━━━ DATASET

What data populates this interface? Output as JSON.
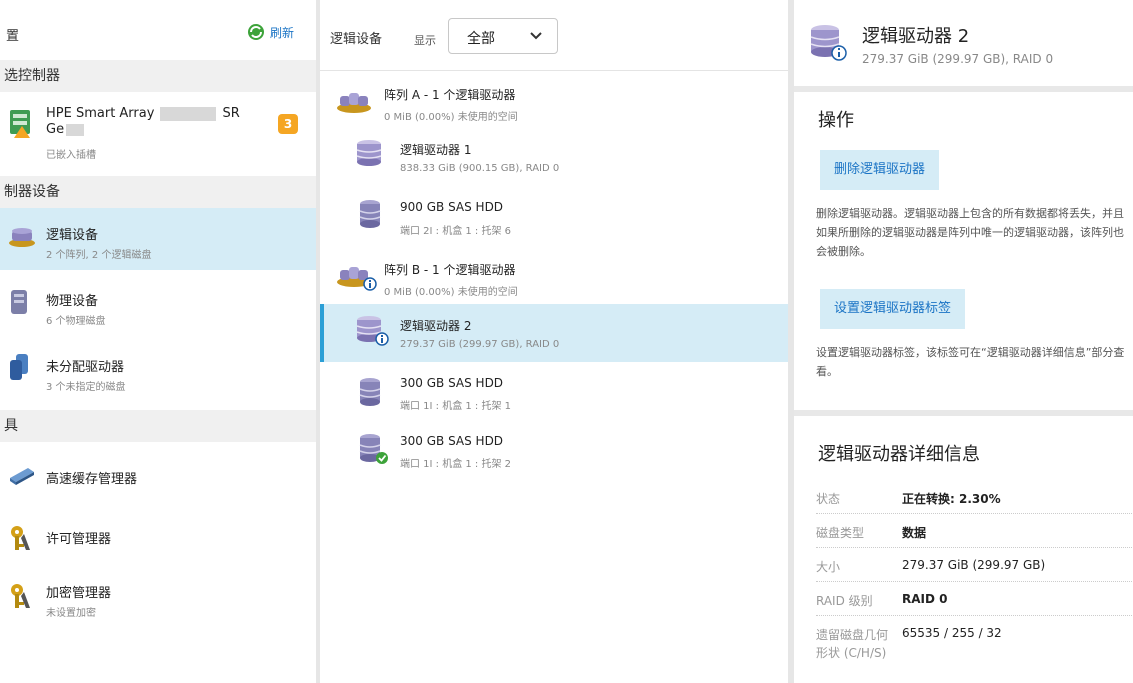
{
  "left": {
    "header_title": "置",
    "refresh_label": "刷新",
    "sections": {
      "controller": "选控制器",
      "devices": "制器设备",
      "tools": "具"
    },
    "controller": {
      "name_prefix": "HPE Smart Array",
      "name_suffix": "SR",
      "name_line2": "Ge",
      "sub": "已嵌入插槽",
      "badge": "3"
    },
    "items": [
      {
        "label": "逻辑设备",
        "sub": "2 个阵列, 2 个逻辑磁盘"
      },
      {
        "label": "物理设备",
        "sub": "6 个物理磁盘"
      },
      {
        "label": "未分配驱动器",
        "sub": "3 个未指定的磁盘"
      }
    ],
    "tools": [
      {
        "label": "高速缓存管理器"
      },
      {
        "label": "许可管理器"
      },
      {
        "label": "加密管理器",
        "sub": "未设置加密"
      }
    ]
  },
  "middle": {
    "title": "逻辑设备",
    "show_label": "显示",
    "filter_value": "全部",
    "rows": [
      {
        "name": "阵列 A - 1 个逻辑驱动器",
        "sub": "0 MiB (0.00%) 未使用的空间"
      },
      {
        "name": "逻辑驱动器 1",
        "sub": "838.33 GiB (900.15 GB), RAID 0"
      },
      {
        "name": "900 GB SAS HDD",
        "sub": "端口 2I : 机盒 1 : 托架 6"
      },
      {
        "name": "阵列 B - 1 个逻辑驱动器",
        "sub": "0 MiB (0.00%) 未使用的空间"
      },
      {
        "name": "逻辑驱动器 2",
        "sub": "279.37 GiB (299.97 GB), RAID 0"
      },
      {
        "name": "300 GB SAS HDD",
        "sub": "端口 1I : 机盒 1 : 托架 1"
      },
      {
        "name": "300 GB SAS HDD",
        "sub": "端口 1I : 机盒 1 : 托架 2"
      }
    ]
  },
  "right": {
    "title": "逻辑驱动器 2",
    "subtitle": "279.37 GiB (299.97 GB), RAID 0",
    "ops_title": "操作",
    "delete_button": "删除逻辑驱动器",
    "delete_desc": "删除逻辑驱动器。逻辑驱动器上包含的所有数据都将丢失，并且如果所删除的逻辑驱动器是阵列中唯一的逻辑驱动器，该阵列也会被删除。",
    "label_button": "设置逻辑驱动器标签",
    "label_desc": "设置逻辑驱动器标签，该标签可在“逻辑驱动器详细信息”部分查看。",
    "details_title": "逻辑驱动器详细信息",
    "details": [
      {
        "k": "状态",
        "v": "正在转换: 2.30%"
      },
      {
        "k": "磁盘类型",
        "v": "数据"
      },
      {
        "k": "大小",
        "v": "279.37 GiB (299.97 GB)"
      },
      {
        "k": "RAID 级别",
        "v": "RAID 0"
      },
      {
        "k": "遗留磁盘几何形状 (C/H/S)",
        "v": "65535 / 255 / 32"
      }
    ]
  },
  "colors": {
    "accent": "#1b74c5",
    "selected_bg": "#d5ecf6",
    "badge": "#f5a623",
    "section_bg": "#f0f0f0"
  }
}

━━━━━━

SHORT EXERCISE -
Transcribe all of the records above character for character. Exclude the pictures.

FULL RESPONSE -
What data populates this interface? Output as JSON.
{
  "left": {
    "header_title": "置",
    "refresh_label": "刷新",
    "sections": {
      "controller": "选控制器",
      "devices": "制器设备",
      "tools": "具"
    },
    "controller": {
      "name_prefix": "HPE Smart Array",
      "name_suffix": "SR",
      "name_line2": "Ge",
      "sub": "已嵌入插槽",
      "badge": "3"
    },
    "items": [
      {
        "label": "逻辑设备",
        "sub": "2 个阵列, 2 个逻辑磁盘"
      },
      {
        "label": "物理设备",
        "sub": "6 个物理磁盘"
      },
      {
        "label": "未分配驱动器",
        "sub": "3 个未指定的磁盘"
      }
    ],
    "tools": [
      {
        "label": "高速缓存管理器"
      },
      {
        "label": "许可管理器"
      },
      {
        "label": "加密管理器",
        "sub": "未设置加密"
      }
    ]
  },
  "middle": {
    "title": "逻辑设备",
    "show_label": "显示",
    "filter_value": "全部",
    "rows": [
      {
        "name": "阵列 A - 1 个逻辑驱动器",
        "sub": "0 MiB (0.00%) 未使用的空间"
      },
      {
        "name": "逻辑驱动器 1",
        "sub": "838.33 GiB (900.15 GB), RAID 0"
      },
      {
        "name": "900 GB SAS HDD",
        "sub": "端口 2I : 机盒 1 : 托架 6"
      },
      {
        "name": "阵列 B - 1 个逻辑驱动器",
        "sub": "0 MiB (0.00%) 未使用的空间"
      },
      {
        "name": "逻辑驱动器 2",
        "sub": "279.37 GiB (299.97 GB), RAID 0"
      },
      {
        "name": "300 GB SAS HDD",
        "sub": "端口 1I : 机盒 1 : 托架 1"
      },
      {
        "name": "300 GB SAS HDD",
        "sub": "端口 1I : 机盒 1 : 托架 2"
      }
    ]
  },
  "right": {
    "title": "逻辑驱动器 2",
    "subtitle": "279.37 GiB (299.97 GB), RAID 0",
    "ops_title": "操作",
    "delete_button": "删除逻辑驱动器",
    "delete_desc": "删除逻辑驱动器。逻辑驱动器上包含的所有数据都将丢失，并且如果所删除的逻辑驱动器是阵列中唯一的逻辑驱动器，该阵列也会被删除。",
    "label_button": "设置逻辑驱动器标签",
    "label_desc": "设置逻辑驱动器标签，该标签可在“逻辑驱动器详细信息”部分查看。",
    "details_title": "逻辑驱动器详细信息",
    "details": [
      {
        "k": "状态",
        "v": "正在转换: 2.30%"
      },
      {
        "k": "磁盘类型",
        "v": "数据"
      },
      {
        "k": "大小",
        "v": "279.37 GiB (299.97 GB)"
      },
      {
        "k": "RAID 级别",
        "v": "RAID 0"
      },
      {
        "k": "遗留磁盘几何形状 (C/H/S)",
        "v": "65535 / 255 / 32"
      }
    ]
  },
  "colors": {
    "accent": "#1b74c5",
    "selected_bg": "#d5ecf6",
    "badge": "#f5a623",
    "section_bg": "#f0f0f0"
  }
}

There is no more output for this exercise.